EXERCISE OBJECTIVE >>
Work out how many lines of the listing hold the string "Stack". Answer with that number alone.

--- begin DATA TO PROCESS ---

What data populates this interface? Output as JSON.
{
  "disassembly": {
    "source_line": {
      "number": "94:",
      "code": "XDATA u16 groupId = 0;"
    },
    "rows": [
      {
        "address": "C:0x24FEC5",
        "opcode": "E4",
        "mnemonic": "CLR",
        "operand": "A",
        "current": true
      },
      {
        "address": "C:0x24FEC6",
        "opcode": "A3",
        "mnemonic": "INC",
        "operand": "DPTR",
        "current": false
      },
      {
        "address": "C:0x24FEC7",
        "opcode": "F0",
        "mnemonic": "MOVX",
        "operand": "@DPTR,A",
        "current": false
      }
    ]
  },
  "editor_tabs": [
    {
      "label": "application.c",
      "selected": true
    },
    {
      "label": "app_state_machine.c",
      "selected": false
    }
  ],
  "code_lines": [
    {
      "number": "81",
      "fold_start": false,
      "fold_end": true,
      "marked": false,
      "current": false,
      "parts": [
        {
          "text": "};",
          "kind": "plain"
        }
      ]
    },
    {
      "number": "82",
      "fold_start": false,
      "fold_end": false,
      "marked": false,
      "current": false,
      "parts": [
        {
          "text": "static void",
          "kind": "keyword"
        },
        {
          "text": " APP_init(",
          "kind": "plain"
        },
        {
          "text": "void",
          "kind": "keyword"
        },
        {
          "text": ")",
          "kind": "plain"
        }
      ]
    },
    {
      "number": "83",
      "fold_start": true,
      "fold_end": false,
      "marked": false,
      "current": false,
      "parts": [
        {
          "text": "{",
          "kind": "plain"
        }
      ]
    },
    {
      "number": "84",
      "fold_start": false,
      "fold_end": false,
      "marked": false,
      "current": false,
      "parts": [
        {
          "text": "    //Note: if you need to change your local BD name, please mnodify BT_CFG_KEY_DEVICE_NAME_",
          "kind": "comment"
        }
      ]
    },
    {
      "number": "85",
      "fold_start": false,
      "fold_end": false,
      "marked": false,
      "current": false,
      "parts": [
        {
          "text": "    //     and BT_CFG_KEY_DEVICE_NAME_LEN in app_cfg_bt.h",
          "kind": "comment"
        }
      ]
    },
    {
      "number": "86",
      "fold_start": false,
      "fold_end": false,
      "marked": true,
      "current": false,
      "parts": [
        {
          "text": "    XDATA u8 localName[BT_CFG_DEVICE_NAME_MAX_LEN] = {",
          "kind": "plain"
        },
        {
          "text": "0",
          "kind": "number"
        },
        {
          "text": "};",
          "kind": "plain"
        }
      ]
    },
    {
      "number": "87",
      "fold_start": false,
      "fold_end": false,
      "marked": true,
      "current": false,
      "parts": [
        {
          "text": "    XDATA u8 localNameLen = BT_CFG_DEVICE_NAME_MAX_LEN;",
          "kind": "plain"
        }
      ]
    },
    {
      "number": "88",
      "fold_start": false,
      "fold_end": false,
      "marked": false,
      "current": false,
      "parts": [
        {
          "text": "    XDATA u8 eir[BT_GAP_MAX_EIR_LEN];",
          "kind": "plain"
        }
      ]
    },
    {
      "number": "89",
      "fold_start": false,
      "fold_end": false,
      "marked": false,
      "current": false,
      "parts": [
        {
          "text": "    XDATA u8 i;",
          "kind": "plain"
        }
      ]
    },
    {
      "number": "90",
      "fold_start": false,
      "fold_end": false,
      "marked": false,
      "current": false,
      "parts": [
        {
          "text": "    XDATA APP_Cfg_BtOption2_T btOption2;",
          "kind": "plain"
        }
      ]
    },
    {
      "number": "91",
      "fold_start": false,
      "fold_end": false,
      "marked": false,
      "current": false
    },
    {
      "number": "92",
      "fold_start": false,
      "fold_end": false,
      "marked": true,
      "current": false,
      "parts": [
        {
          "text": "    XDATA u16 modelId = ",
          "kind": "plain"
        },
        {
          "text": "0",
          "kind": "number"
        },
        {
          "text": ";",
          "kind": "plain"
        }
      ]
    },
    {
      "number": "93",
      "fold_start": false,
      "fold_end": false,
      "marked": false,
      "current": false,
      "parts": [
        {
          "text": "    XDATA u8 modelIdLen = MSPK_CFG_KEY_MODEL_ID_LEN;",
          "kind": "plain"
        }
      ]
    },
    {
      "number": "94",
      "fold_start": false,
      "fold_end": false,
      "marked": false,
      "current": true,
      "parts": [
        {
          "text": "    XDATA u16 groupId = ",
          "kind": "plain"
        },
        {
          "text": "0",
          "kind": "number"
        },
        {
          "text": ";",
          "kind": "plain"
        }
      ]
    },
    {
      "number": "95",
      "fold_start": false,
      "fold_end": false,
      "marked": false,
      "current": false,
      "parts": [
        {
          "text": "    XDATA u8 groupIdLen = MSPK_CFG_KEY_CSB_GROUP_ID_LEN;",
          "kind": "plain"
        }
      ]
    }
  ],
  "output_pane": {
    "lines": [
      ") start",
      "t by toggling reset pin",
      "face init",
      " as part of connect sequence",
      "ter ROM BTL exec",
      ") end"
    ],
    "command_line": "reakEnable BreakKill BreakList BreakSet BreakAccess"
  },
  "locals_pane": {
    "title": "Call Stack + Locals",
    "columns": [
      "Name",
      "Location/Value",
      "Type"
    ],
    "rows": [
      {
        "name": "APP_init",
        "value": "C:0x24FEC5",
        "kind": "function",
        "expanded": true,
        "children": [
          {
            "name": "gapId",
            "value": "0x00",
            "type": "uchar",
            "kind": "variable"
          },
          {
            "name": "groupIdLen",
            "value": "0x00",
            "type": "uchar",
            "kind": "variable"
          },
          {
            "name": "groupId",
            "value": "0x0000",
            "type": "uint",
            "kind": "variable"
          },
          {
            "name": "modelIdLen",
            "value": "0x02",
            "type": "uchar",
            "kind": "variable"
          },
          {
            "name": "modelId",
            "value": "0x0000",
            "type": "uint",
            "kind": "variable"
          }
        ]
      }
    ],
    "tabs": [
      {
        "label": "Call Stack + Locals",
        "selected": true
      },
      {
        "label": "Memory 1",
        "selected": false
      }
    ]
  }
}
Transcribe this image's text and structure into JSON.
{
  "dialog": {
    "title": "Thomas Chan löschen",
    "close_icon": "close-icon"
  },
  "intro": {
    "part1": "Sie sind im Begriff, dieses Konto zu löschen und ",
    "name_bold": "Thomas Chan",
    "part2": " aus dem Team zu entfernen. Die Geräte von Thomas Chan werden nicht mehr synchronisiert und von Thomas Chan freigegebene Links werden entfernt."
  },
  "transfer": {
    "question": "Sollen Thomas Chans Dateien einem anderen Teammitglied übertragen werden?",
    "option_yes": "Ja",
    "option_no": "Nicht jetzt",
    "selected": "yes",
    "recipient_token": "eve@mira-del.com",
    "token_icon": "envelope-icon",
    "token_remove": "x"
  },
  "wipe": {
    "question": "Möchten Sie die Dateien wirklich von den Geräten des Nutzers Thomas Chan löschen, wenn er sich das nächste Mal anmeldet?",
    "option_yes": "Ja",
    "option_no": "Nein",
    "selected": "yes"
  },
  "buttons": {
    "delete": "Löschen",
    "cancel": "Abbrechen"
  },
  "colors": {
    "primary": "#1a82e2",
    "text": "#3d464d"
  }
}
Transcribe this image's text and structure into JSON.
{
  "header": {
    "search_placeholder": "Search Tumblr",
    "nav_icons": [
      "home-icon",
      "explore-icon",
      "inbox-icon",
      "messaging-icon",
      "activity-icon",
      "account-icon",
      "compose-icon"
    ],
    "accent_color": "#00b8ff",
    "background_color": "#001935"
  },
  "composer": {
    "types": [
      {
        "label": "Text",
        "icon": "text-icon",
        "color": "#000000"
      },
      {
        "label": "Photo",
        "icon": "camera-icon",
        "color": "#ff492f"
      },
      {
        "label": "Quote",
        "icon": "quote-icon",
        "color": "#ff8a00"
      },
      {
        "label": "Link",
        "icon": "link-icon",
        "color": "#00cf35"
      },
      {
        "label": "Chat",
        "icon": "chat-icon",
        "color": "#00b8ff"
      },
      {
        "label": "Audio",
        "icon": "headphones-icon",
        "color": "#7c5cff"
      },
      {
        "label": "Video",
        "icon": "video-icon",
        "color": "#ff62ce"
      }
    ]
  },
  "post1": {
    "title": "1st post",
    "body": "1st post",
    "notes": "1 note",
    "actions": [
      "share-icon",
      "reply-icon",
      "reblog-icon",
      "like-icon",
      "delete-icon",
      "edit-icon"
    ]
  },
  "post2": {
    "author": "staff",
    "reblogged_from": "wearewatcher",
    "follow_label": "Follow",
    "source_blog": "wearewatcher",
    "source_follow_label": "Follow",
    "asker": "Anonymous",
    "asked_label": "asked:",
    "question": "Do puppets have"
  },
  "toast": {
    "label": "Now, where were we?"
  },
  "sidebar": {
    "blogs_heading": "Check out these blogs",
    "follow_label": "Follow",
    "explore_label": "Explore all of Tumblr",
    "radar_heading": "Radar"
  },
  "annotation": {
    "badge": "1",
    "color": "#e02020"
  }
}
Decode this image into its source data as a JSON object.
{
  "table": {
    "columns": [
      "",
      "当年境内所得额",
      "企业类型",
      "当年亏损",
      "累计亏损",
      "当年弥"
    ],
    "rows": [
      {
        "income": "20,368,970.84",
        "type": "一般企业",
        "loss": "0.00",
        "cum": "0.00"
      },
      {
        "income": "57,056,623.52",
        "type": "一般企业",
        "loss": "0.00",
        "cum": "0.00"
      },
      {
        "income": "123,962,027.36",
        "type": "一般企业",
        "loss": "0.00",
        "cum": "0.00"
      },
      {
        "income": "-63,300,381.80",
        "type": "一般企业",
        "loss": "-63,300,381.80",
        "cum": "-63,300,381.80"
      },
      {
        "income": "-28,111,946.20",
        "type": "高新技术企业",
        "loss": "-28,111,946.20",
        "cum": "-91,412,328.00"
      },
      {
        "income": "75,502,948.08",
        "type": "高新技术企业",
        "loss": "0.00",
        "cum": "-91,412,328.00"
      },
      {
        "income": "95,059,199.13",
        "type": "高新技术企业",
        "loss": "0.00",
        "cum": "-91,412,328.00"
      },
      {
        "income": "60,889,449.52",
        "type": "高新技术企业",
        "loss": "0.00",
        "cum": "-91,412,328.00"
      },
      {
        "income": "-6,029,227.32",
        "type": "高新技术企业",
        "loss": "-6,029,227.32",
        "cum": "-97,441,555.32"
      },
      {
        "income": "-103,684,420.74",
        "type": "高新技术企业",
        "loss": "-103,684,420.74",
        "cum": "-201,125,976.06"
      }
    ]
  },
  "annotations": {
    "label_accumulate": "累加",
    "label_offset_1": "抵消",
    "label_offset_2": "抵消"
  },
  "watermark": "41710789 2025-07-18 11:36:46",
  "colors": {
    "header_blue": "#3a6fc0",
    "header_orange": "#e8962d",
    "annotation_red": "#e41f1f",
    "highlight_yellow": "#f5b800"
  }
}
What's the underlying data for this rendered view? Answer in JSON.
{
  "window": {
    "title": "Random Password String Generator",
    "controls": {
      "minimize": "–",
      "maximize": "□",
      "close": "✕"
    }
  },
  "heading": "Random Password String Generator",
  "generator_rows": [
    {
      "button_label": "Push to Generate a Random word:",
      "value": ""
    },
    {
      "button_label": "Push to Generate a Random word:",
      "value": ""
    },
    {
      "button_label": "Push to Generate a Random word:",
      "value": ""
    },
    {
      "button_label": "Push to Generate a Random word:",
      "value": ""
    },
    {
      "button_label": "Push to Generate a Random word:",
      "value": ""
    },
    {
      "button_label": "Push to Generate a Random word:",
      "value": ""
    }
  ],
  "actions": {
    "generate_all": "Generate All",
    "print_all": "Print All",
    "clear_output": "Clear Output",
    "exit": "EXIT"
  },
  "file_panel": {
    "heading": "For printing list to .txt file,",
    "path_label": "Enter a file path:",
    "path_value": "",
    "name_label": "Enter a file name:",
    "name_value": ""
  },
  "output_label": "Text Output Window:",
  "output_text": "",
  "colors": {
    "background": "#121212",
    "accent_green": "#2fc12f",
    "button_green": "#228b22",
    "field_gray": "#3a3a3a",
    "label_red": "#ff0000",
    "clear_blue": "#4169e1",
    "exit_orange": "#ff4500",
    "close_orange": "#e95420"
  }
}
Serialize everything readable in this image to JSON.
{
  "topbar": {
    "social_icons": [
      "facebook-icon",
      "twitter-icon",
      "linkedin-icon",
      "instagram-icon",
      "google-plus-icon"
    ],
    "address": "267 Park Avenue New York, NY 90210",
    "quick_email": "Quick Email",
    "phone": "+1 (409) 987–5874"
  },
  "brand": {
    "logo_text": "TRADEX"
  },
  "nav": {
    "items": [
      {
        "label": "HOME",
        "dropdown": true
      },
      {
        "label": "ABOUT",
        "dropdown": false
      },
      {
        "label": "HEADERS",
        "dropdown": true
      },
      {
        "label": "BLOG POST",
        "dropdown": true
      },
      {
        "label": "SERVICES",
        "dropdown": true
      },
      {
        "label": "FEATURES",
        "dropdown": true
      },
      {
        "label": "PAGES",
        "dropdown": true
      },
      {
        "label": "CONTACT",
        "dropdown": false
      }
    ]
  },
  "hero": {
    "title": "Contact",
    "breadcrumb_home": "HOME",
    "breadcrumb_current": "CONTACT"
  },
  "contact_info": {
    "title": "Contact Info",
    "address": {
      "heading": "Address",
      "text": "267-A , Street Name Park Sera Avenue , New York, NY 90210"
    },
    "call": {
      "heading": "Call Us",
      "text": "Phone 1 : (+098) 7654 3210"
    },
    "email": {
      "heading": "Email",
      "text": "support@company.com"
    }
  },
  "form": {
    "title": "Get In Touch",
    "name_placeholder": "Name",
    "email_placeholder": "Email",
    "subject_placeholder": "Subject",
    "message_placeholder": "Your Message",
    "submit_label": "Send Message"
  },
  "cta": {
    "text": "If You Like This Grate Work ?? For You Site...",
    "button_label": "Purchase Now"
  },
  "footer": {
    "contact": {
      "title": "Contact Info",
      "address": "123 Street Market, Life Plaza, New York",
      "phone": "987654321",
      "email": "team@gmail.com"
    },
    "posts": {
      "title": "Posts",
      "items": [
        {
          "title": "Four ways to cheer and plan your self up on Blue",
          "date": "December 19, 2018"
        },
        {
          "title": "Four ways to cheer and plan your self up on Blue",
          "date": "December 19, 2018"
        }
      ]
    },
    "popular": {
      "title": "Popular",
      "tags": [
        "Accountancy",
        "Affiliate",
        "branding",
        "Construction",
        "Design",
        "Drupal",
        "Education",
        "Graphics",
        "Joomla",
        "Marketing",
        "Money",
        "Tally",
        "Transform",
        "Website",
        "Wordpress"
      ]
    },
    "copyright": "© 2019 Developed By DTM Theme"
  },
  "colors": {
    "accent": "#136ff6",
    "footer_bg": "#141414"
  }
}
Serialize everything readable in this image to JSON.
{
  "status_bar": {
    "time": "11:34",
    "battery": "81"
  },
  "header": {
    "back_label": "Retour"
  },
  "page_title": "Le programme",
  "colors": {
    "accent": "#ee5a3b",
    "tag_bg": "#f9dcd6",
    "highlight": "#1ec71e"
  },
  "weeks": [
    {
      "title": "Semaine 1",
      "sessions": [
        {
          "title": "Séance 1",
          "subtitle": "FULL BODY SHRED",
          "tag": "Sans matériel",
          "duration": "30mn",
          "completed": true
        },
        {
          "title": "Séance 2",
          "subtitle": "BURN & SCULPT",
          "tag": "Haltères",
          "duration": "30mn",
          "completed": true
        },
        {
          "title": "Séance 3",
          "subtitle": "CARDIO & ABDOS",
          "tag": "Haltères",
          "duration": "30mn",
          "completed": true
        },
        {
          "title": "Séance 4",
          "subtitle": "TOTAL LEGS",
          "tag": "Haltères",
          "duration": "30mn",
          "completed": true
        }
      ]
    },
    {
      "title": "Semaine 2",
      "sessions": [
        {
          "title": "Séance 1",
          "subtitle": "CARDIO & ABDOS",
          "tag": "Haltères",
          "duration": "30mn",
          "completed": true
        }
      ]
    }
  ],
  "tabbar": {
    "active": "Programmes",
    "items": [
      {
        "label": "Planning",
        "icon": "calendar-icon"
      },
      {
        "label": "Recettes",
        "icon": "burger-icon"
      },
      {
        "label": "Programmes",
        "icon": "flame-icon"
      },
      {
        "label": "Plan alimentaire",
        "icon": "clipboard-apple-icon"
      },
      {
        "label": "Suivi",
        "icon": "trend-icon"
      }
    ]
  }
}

--- end DATA TO PROCESS ---

RESULT OF THIS EXERCISE >>
2